■ What you are asked to do
Pull out every line with the word "تهران" from the entries below.

■ Record excerpts
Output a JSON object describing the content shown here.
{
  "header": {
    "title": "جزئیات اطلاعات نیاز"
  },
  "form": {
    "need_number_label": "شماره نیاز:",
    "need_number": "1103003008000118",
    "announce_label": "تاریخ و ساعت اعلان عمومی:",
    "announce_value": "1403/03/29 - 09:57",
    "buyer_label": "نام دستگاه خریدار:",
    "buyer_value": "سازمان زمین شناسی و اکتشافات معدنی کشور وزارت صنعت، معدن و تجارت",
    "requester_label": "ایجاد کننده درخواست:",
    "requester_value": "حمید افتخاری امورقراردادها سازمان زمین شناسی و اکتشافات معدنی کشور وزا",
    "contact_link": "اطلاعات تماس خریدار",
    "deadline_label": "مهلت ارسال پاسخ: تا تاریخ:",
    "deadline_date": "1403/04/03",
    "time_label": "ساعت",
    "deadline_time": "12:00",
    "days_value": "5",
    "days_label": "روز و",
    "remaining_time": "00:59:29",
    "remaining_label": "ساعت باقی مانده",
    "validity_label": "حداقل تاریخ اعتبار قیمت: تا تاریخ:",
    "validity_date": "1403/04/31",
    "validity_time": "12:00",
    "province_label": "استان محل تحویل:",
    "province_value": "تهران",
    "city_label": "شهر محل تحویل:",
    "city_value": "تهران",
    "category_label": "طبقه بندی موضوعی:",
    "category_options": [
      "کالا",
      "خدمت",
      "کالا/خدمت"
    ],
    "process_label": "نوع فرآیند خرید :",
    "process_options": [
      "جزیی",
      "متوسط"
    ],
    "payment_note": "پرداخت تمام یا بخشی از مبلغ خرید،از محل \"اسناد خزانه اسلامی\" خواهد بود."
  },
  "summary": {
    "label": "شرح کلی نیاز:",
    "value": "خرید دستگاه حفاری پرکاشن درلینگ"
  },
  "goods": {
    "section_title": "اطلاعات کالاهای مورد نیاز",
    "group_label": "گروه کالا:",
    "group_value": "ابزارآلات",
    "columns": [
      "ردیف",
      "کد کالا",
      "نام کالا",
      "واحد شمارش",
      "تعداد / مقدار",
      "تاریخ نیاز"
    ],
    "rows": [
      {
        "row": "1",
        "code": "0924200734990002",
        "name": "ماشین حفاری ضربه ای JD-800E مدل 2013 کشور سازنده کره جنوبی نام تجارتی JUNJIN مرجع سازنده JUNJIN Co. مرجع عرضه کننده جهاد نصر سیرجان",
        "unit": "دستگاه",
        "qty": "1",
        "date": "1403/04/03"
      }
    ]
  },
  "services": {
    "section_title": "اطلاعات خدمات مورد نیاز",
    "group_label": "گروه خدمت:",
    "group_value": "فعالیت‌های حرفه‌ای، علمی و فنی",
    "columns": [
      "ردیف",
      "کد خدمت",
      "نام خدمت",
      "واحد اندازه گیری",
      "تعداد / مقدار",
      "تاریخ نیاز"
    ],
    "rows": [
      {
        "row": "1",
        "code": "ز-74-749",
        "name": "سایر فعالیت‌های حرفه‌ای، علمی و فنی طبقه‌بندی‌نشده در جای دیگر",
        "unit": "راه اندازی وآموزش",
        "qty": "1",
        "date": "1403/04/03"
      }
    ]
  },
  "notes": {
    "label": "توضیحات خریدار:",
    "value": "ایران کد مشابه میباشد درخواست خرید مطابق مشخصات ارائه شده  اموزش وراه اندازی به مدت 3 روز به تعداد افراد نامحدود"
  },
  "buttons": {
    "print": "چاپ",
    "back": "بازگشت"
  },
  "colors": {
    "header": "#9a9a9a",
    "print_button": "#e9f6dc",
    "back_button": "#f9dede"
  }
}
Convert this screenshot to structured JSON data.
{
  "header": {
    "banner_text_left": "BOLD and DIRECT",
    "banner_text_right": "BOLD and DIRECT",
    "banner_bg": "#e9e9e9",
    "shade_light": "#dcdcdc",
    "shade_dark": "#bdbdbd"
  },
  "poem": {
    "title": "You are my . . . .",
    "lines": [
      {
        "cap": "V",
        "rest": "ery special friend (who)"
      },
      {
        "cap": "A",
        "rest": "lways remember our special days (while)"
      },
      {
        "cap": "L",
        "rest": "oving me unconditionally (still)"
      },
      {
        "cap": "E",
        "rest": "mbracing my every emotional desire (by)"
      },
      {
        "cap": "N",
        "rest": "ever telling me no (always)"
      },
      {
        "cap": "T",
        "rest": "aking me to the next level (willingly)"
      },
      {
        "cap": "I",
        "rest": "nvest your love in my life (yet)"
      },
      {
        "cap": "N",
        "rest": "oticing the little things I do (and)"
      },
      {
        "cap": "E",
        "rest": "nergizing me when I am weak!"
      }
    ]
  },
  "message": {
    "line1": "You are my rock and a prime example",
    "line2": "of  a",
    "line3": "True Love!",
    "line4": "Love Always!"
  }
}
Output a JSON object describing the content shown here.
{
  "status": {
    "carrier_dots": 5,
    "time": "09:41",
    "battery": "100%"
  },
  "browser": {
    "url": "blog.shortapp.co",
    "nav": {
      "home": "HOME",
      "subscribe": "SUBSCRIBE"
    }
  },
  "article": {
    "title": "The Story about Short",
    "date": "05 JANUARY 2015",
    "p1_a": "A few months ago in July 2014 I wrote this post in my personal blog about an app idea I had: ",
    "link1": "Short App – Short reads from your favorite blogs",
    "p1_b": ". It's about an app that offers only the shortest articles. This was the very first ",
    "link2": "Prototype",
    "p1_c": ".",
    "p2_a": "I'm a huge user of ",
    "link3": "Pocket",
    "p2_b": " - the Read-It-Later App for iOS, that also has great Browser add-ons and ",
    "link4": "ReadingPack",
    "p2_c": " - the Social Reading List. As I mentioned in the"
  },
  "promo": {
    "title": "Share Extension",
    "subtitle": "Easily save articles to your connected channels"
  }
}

■ Written response
    "province_value": "تهران",
    "city_value": "تهران",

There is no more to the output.